_Given exercise:_ From the records, pick out and copy each line containing "caption".

----

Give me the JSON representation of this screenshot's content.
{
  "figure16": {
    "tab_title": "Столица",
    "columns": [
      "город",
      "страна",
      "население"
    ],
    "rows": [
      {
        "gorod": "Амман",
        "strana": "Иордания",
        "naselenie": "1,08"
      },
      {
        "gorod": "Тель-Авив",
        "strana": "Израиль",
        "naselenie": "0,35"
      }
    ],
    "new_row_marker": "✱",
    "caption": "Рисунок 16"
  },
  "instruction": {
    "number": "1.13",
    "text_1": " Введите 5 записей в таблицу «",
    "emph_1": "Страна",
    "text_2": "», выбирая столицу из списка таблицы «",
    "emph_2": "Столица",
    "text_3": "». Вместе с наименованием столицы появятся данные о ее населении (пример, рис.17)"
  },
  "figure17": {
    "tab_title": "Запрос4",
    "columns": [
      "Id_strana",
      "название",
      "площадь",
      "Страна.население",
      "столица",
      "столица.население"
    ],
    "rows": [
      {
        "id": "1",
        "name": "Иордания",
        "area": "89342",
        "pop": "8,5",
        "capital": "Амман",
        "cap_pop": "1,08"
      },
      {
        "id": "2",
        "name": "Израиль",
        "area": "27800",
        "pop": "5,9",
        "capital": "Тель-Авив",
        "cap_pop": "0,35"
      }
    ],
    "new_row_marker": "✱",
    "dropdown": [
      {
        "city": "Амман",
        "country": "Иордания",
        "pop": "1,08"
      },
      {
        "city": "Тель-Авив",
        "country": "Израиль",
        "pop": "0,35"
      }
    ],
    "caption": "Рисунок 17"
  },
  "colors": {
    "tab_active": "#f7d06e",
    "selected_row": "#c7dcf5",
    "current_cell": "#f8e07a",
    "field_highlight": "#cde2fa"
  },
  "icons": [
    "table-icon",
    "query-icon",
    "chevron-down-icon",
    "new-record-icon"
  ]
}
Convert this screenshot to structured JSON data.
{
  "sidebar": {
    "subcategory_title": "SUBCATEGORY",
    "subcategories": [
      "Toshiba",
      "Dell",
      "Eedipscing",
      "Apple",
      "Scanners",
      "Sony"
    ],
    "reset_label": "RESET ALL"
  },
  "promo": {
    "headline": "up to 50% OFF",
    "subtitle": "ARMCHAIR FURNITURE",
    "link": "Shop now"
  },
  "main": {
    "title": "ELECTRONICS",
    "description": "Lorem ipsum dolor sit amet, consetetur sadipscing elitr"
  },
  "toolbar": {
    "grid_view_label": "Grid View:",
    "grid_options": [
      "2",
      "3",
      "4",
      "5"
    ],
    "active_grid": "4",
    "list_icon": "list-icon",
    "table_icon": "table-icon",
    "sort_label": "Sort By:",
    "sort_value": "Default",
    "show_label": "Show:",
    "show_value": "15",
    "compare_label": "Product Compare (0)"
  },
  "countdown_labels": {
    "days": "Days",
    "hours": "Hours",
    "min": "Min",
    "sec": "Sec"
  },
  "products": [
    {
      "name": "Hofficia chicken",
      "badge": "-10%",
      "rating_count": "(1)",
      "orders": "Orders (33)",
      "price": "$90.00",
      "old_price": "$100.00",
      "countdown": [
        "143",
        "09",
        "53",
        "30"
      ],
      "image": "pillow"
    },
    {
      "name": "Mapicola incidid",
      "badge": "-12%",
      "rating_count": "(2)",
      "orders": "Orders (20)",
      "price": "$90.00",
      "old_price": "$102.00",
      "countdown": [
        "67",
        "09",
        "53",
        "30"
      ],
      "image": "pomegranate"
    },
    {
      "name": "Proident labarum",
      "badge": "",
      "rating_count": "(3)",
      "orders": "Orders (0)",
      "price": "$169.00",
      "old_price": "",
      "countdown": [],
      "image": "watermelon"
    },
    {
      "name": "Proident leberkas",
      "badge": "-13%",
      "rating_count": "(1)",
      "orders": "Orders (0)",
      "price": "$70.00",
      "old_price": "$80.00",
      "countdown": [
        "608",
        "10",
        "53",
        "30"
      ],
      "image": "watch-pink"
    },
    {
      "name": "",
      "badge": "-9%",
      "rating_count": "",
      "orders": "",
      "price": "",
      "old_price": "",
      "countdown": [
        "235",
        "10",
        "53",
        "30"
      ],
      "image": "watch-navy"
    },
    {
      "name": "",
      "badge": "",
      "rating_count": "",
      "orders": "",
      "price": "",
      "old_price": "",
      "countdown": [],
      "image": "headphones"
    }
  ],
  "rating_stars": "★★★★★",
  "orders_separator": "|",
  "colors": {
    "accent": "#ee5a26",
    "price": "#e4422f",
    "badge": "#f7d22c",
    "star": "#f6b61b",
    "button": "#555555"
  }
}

----

_Exercise output:_
    "caption": "Рисунок 16"
    "caption": "Рисунок 17"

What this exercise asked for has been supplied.